[Start Recorded data]

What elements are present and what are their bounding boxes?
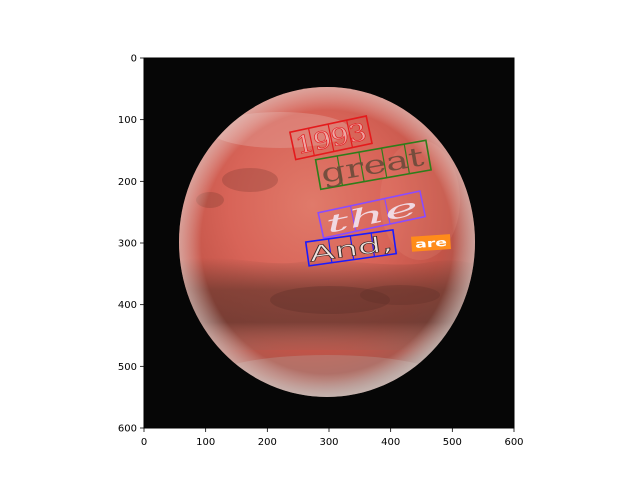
y-tick-label: 200: [118, 177, 137, 188]
x-tick-label: 100: [196, 437, 215, 448]
x-tick-label: 400: [381, 437, 400, 448]
x-axis: 0 100 200 300 400 500 600: [141, 428, 524, 448]
y-tick-label: 400: [118, 300, 137, 311]
y-axis: 0 100 200 300 400 500 600: [118, 54, 144, 435]
x-tick-label: 500: [443, 437, 462, 448]
annotation-text-are: are: [415, 236, 448, 251]
annotation-are: are: [411, 234, 451, 252]
x-tick-label: 300: [319, 437, 338, 448]
mars-limb-haze: [179, 87, 475, 397]
mars-photo: 1993 great the And,: [144, 58, 514, 428]
x-tick-label: 0: [141, 437, 147, 448]
y-tick-label: 300: [118, 239, 137, 250]
y-tick-label: 100: [118, 115, 137, 126]
x-tick-label: 200: [258, 437, 277, 448]
x-tick-label: 600: [504, 437, 523, 448]
y-tick-label: 600: [118, 424, 137, 435]
y-tick-label: 0: [131, 54, 137, 65]
y-tick-label: 500: [118, 362, 137, 373]
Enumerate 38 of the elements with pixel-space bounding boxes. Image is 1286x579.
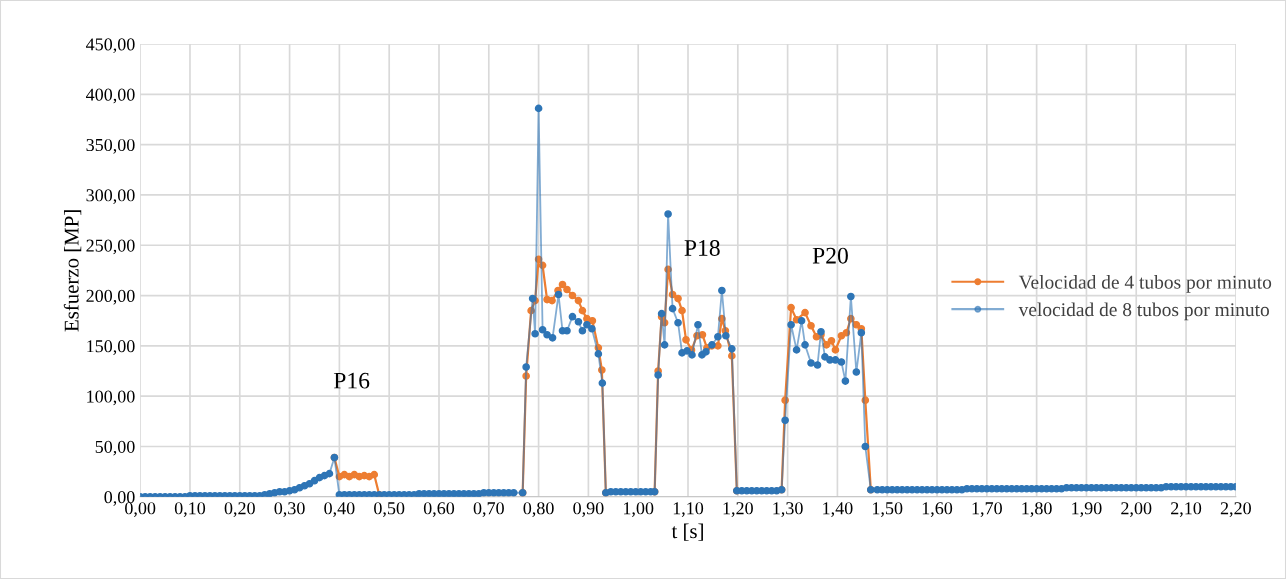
y-tick-label: 250,00 <box>86 239 135 255</box>
x-tick-label: 0,70 <box>473 502 504 517</box>
x-tick-label: 1,00 <box>624 502 654 517</box>
y-tick-label: 150,00 <box>87 340 135 355</box>
x-axis-title: t [s] <box>671 523 703 541</box>
x-tick-label: 1,30 <box>773 502 803 517</box>
x-tick-label: 1,40 <box>823 502 853 517</box>
x-tick-label: 1,20 <box>723 502 753 517</box>
y-axis-title: Esfuerzo [MP] <box>63 210 82 332</box>
y-tick-label: 50,00 <box>95 440 135 456</box>
x-tick-label: 0,60 <box>423 502 455 517</box>
x-tick-label: 1,80 <box>1022 502 1052 517</box>
x-tick-label: 1,60 <box>922 502 953 517</box>
x-tick-label: 0,20 <box>224 502 255 517</box>
annotation: P16 <box>333 372 370 389</box>
annotation: P20 <box>812 247 848 264</box>
x-tick-label: 0,30 <box>274 502 305 517</box>
x-tick-label: 2,00 <box>1121 502 1152 517</box>
x-tick-label: 0,40 <box>324 502 355 517</box>
y-tick-label: 450,00 <box>86 38 135 54</box>
annotation: P18 <box>684 239 720 256</box>
x-tick-label: 1,10 <box>673 502 704 517</box>
x-tick-label: 1,50 <box>873 502 903 517</box>
x-tick-label: 0,80 <box>523 502 554 517</box>
y-tick-label: 350,00 <box>86 138 135 154</box>
x-tick-label: 1,70 <box>972 502 1002 517</box>
legend-label: velocidad de 8 tubos por minuto <box>1018 302 1269 321</box>
y-tick-label: 200,00 <box>86 289 135 305</box>
y-tick-label: 300,00 <box>86 189 135 204</box>
x-tick-label: 0,10 <box>174 502 206 517</box>
legend-label: Velocidad de 4 tubos por minuto <box>1018 275 1272 293</box>
x-tick-label: 0,50 <box>374 502 405 517</box>
x-tick-label: 2,10 <box>1171 502 1202 517</box>
y-tick-label: 400,00 <box>86 88 135 104</box>
x-tick-label: 0,90 <box>573 502 604 517</box>
x-tick-label: 2,20 <box>1220 502 1251 517</box>
y-tick-label: 100,00 <box>87 390 135 406</box>
x-tick-label: 1,90 <box>1072 502 1102 517</box>
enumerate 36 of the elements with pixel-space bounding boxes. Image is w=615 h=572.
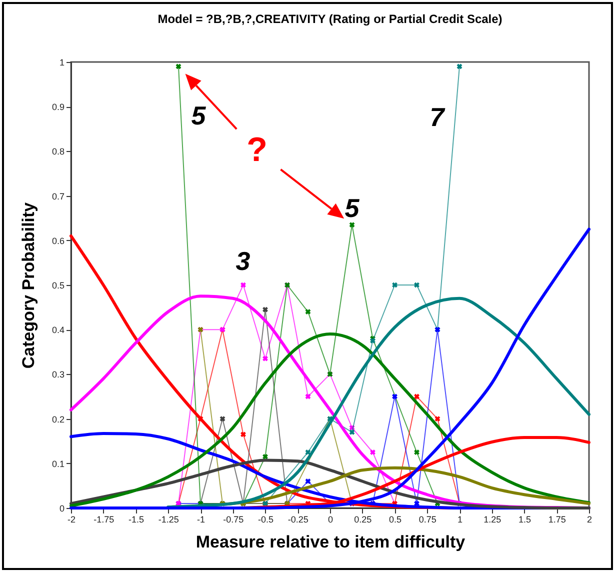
x-tick-label: 1	[457, 514, 463, 524]
annotation: 3	[236, 246, 251, 276]
y-tick-label: 0.8	[52, 146, 64, 157]
y-tick-label: 0.9	[52, 102, 64, 112]
x-tick-label: -1.5	[128, 514, 144, 524]
x-tick-label: -1.75	[94, 514, 114, 524]
x-tick-label: -1	[196, 514, 206, 524]
y-tick-label: 1	[59, 58, 64, 68]
annotation: 7	[430, 102, 446, 132]
chart-title: Model = ?B,?B,?,CREATIVITY (Rating or Partial Credit Scale)	[158, 12, 502, 26]
annotation: 5	[344, 192, 360, 223]
x-tick-label: -2	[67, 514, 76, 524]
y-tick-label: 0.1	[52, 458, 64, 469]
x-tick-label: -1.25	[158, 514, 179, 524]
y-tick-label: 0.7	[52, 191, 64, 202]
x-tick-label: -0.5	[258, 514, 274, 524]
x-tick-label: 1.25	[484, 514, 502, 524]
x-tick-label: -0.75	[223, 514, 244, 524]
x-axis-title: Measure relative to item difficulty	[196, 532, 466, 552]
y-tick-label: 0.3	[52, 370, 64, 380]
y-tick-label: 0.5	[52, 280, 64, 290]
y-tick-label: 0.4	[52, 325, 64, 336]
y-tick-label: 0.6	[52, 236, 64, 246]
x-tick-label: 1.75	[548, 514, 566, 524]
annotation: 5	[191, 100, 206, 130]
x-tick-label: 0.25	[354, 514, 372, 524]
y-tick-label: 0	[59, 504, 64, 514]
annotation: ?	[246, 131, 268, 169]
x-tick-label: -0.25	[288, 514, 308, 524]
x-tick-label: 0	[328, 514, 334, 524]
x-tick-label: 0.75	[418, 514, 436, 524]
y-axis-title: Category Probability	[18, 202, 38, 369]
x-tick-label: 2	[586, 514, 592, 524]
y-tick-label: 0.2	[52, 414, 64, 424]
x-tick-label: 1.5	[518, 514, 532, 524]
x-tick-label: 0.5	[388, 514, 402, 524]
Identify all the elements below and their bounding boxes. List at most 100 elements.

[End Recorded data]

— Aim —
Copy the records above line for line, leaving out the pictures.

— Exercise result —
What elements are present and what are their bounding boxes?
y-tick-label: 200: [118, 177, 137, 188]
x-tick-label: 100: [196, 437, 215, 448]
x-tick-label: 400: [381, 437, 400, 448]
x-axis: 0 100 200 300 400 500 600: [141, 428, 524, 448]
y-tick-label: 400: [118, 300, 137, 311]
y-axis: 0 100 200 300 400 500 600: [118, 54, 144, 435]
x-tick-label: 500: [443, 437, 462, 448]
annotation-text-are: are: [415, 236, 448, 251]
annotation-are: are: [411, 234, 451, 252]
x-tick-label: 300: [319, 437, 338, 448]
mars-limb-haze: [179, 87, 475, 397]
mars-photo: 1993 great the And,: [144, 58, 514, 428]
x-tick-label: 0: [141, 437, 147, 448]
y-tick-label: 300: [118, 239, 137, 250]
y-tick-label: 100: [118, 115, 137, 126]
x-tick-label: 200: [258, 437, 277, 448]
x-tick-label: 600: [504, 437, 523, 448]
y-tick-label: 600: [118, 424, 137, 435]
y-tick-label: 0: [131, 54, 137, 65]
y-tick-label: 500: [118, 362, 137, 373]
Enumerate 38 of the elements with pixel-space bounding boxes. Image is 1286x579.
y-tick-label: 250,00 <box>86 239 135 255</box>
x-tick-label: 0,70 <box>473 502 504 517</box>
x-tick-label: 1,00 <box>624 502 654 517</box>
y-tick-label: 150,00 <box>87 340 135 355</box>
x-axis-title: t [s] <box>671 523 703 541</box>
x-tick-label: 1,30 <box>773 502 803 517</box>
x-tick-label: 1,40 <box>823 502 853 517</box>
x-tick-label: 1,20 <box>723 502 753 517</box>
y-axis-title: Esfuerzo [MP] <box>63 210 82 332</box>
y-tick-label: 50,00 <box>95 440 135 456</box>
x-tick-label: 0,60 <box>423 502 455 517</box>
x-tick-label: 1,80 <box>1022 502 1052 517</box>
x-tick-label: 1,60 <box>922 502 953 517</box>
x-tick-label: 0,20 <box>224 502 255 517</box>
annotation: P16 <box>333 372 370 389</box>
annotation: P20 <box>812 247 848 264</box>
x-tick-label: 0,30 <box>274 502 305 517</box>
x-tick-label: 2,00 <box>1121 502 1152 517</box>
x-tick-label: 0,40 <box>324 502 355 517</box>
y-tick-label: 450,00 <box>86 38 135 54</box>
annotation: P18 <box>684 239 720 256</box>
x-tick-label: 1,10 <box>673 502 704 517</box>
x-tick-label: 1,50 <box>873 502 903 517</box>
x-tick-label: 0,80 <box>523 502 554 517</box>
y-tick-label: 350,00 <box>86 138 135 154</box>
x-tick-label: 1,70 <box>972 502 1002 517</box>
legend-label: velocidad de 8 tubos por minuto <box>1018 302 1269 321</box>
y-tick-label: 200,00 <box>86 289 135 305</box>
y-tick-label: 300,00 <box>86 189 135 204</box>
x-tick-label: 0,10 <box>174 502 206 517</box>
legend-label: Velocidad de 4 tubos por minuto <box>1018 275 1272 293</box>
x-tick-label: 0,50 <box>374 502 405 517</box>
x-tick-label: 2,10 <box>1171 502 1202 517</box>
y-tick-label: 400,00 <box>86 88 135 104</box>
x-tick-label: 0,90 <box>573 502 604 517</box>
x-tick-label: 2,20 <box>1220 502 1251 517</box>
y-tick-label: 100,00 <box>87 390 135 406</box>
x-tick-label: 1,90 <box>1072 502 1102 517</box>
enumerate 36 of the elements with pixel-space bounding boxes. Image is w=615 h=572.
x-tick-label: 1	[457, 514, 463, 524]
annotation: 3	[236, 246, 251, 276]
y-tick-label: 0.8	[52, 146, 64, 157]
y-tick-label: 0.9	[52, 102, 64, 112]
x-tick-label: -1.5	[128, 514, 144, 524]
x-tick-label: -1.75	[94, 514, 114, 524]
x-tick-label: -1	[196, 514, 206, 524]
y-tick-label: 1	[59, 58, 64, 68]
annotation: 7	[430, 102, 446, 132]
chart-title: Model = ?B,?B,?,CREATIVITY (Rating or Partial Credit Scale)	[158, 12, 502, 26]
annotation: 5	[344, 192, 360, 223]
x-tick-label: -2	[67, 514, 76, 524]
y-tick-label: 0.1	[52, 458, 64, 469]
x-tick-label: -1.25	[158, 514, 179, 524]
y-tick-label: 0.7	[52, 191, 64, 202]
x-tick-label: -0.5	[258, 514, 274, 524]
x-tick-label: 1.25	[484, 514, 502, 524]
x-tick-label: -0.75	[223, 514, 244, 524]
x-axis-title: Measure relative to item difficulty	[196, 532, 466, 552]
y-tick-label: 0.3	[52, 370, 64, 380]
y-tick-label: 0.5	[52, 280, 64, 290]
y-tick-label: 0.4	[52, 325, 64, 336]
y-tick-label: 0.6	[52, 236, 64, 246]
x-tick-label: 1.75	[548, 514, 566, 524]
annotation: 5	[191, 100, 206, 130]
x-tick-label: 0.25	[354, 514, 372, 524]
y-tick-label: 0	[59, 504, 64, 514]
annotation: ?	[246, 131, 268, 169]
x-tick-label: -0.25	[288, 514, 308, 524]
x-tick-label: 0	[328, 514, 334, 524]
x-tick-label: 0.75	[418, 514, 436, 524]
y-axis-title: Category Probability	[18, 202, 38, 369]
x-tick-label: 2	[586, 514, 592, 524]
y-tick-label: 0.2	[52, 414, 64, 424]
x-tick-label: 1.5	[518, 514, 532, 524]
x-tick-label: 0.5	[388, 514, 402, 524]
Identify all the elements below and their bounding boxes. List at most 100 elements.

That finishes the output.